====== Dataset content
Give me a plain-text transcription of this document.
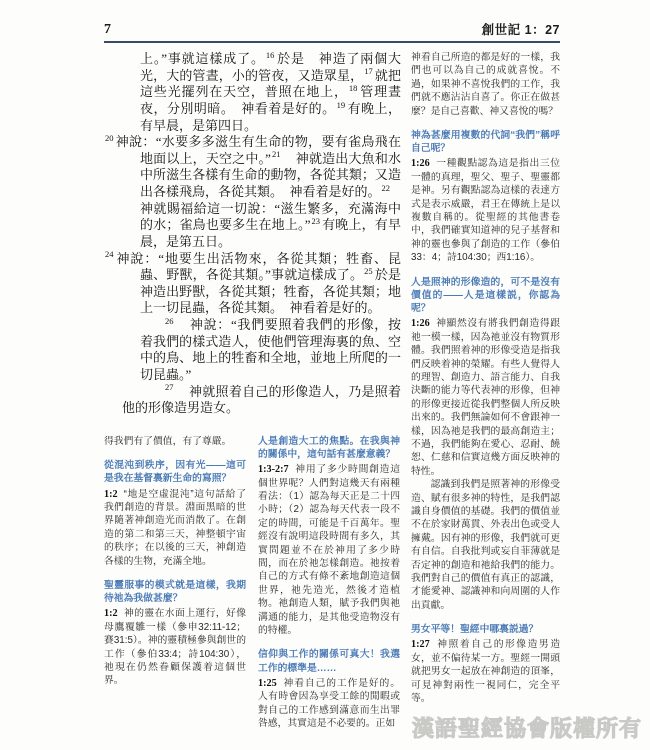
7	創世記 1：27

上。”事就這樣成了。$^{16}$ 於是　神造了兩個大光，大的管晝，小的管夜，又造眾星，$^{17}$ 就把這些光擺列在天空，普照在地上，$^{18}$ 管理晝夜，分別明暗。　神看着是好的。$^{19}$ 有晚上，有早晨，是第四日。

$^{20}$ 神說：“水要多多滋生有生命的物，要有雀鳥飛在地面以上，天空之中。”$^{21}$　神就造出大魚和水中所滋生各樣有生命的動物，各從其類；又造出各樣飛鳥，各從其類。　神看着是好的。$^{22}$　神就賜福給這一切說：“滋生繁多，充滿海中的水；雀鳥也要多生在地上。”$^{23}$ 有晚上，有早晨，是第五日。

$^{24}$ 神說：“地要生出活物來，各從其類；牲畜、昆蟲、野獸，各從其類。”事就這樣成了。$^{25}$ 於是　神造出野獸，各從其類；牲畜，各從其類；地上一切昆蟲，各從其類。　神看着是好的。

$^{26}$　神說：“我們要照着我們的形像，按着我們的樣式造人，使他們管理海裏的魚、空中的鳥、地上的牲畜和全地，並地上所爬的一切昆蟲。”

$^{27}$　神就照着自己的形像造人，乃是照着他的形像造男造女。

得我們有了價值，有了尊嚴。

從混沌到秩序，因有光——這可是我在基督裏新生命的寫照？

1:2 “地是空虛混沌”這句話給了我們創造的背景。淵面黑暗的世界隨著神創造光而消散了。在創造的第二和第三天，神整頓宇宙的秩序；在以後的三天，神創造各樣的生物，充滿全地。

聖靈服事的模式就是這樣，我期待祂為我做甚麼？

1:2 神的靈在水面上運行，好像母鷹覆雛一樣（參申32:11-12；賽31:5）。神的靈積極參與創世的工作（參伯33:4；詩104:30），祂現在仍然眷顧保護着這個世界。

人是創造大工的焦點。在我與神的關係中，這句話有甚麼意義？

1:3-2:7 神用了多少時間創造這個世界呢？人們對這幾天有兩種看法：（1）認為每天正是二十四小時；（2）認為每天代表一段不定的時間，可能是千百萬年。聖經沒有說明這段時間有多久，其實問題並不在於神用了多少時間，而在於祂怎樣創造。祂按着自己的方式有條不紊地創造這個世界，祂先造光，然後才造植物。祂創造人類，賦予我們與祂溝通的能力，是其他受造物沒有的特權。

信仰與工作的關係可真大！我選工作的標準是……

1:25 神看自己的工作是好的。人有時會因為享受工餘的閒暇或對自己的工作感到滿意而生出罪咎感，其實這是不必要的。正如

神看自己所造的都是好的一樣，我們也可以為自己的成就喜悅。不過，如果神不喜悅我們的工作，我們就不應沾沾自喜了。你正在做甚麼？是自己喜歡、神又喜悅的嗎？

神為甚麼用複數的代詞“我們”稱呼自己呢？

1:26 一種觀點認為這是指出三位一體的真理，聖父、聖子、聖靈都是神。另有觀點認為這樣的表達方式是表示威嚴，君王在傳統上是以複數自稱的。從聖經的其他書卷中，我們確實知道神的兒子基督和神的靈也參與了創造的工作（參伯33：4；詩104:30；西1:16）。

人是照神的形像造的，可不是沒有價值的——人是這樣説，你認為呢？

1:26 神顯然沒有將我們創造得跟祂一模一樣，因為祂並沒有物質形體。我們照着神的形像受造是指我們反映着神的榮耀。有些人覺得人的理智、創造力、語言能力、自我決斷的能力等代表神的形像，但神的形像更接近從我們整個人所反映出來的。我們無論如何不會跟神一樣，因為祂是我們的最高創造主；不過，我們能夠在愛心、忍耐、饒恕、仁慈和信實這幾方面反映神的特性。

認識到我們是照著神的形像受造、賦有很多神的特性，是我們認識自身價值的基礎。我們的價值並不在於家財萬貫、外表出色或受人擁戴。因有神的形像，我們就可更有自信。自我批判或妄自菲薄就是否定神的創造和祂給我們的能力。我們對自己的價值有真正的認識，才能愛神、認識神和向周圍的人作出貢獻。

男女平等！聖經中哪裏説過？

1:27 神照着自己的形像造男造女，並不偏待某一方。聖經一開頭就把男女一起放在神創造的頂峯，可見神對兩性一視同仁，完全平等。

漢語聖經協會版權所有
============
■ To do ■
Pick out every line holding the string "事就這樣成了" and return it.

■ Answer to the task ■
上。”事就這樣成了。$^{16}$ 於是　神造了兩個大光，大的管晝，小的管夜，又造眾星，$^{17}$ 就把這些光擺列在天空，普照在地上，$^{18}$ 管理晝夜，分別明暗。　神看着是好的。$^{19}$ 有晚上，有早晨，是第四日。
$^{24}$ 神說：“地要生出活物來，各從其類；牲畜、昆蟲、野獸，各從其類。”事就這樣成了。$^{25}$ 於是　神造出野獸，各從其類；牲畜，各從其類；地上一切昆蟲，各從其類。　神看着是好的。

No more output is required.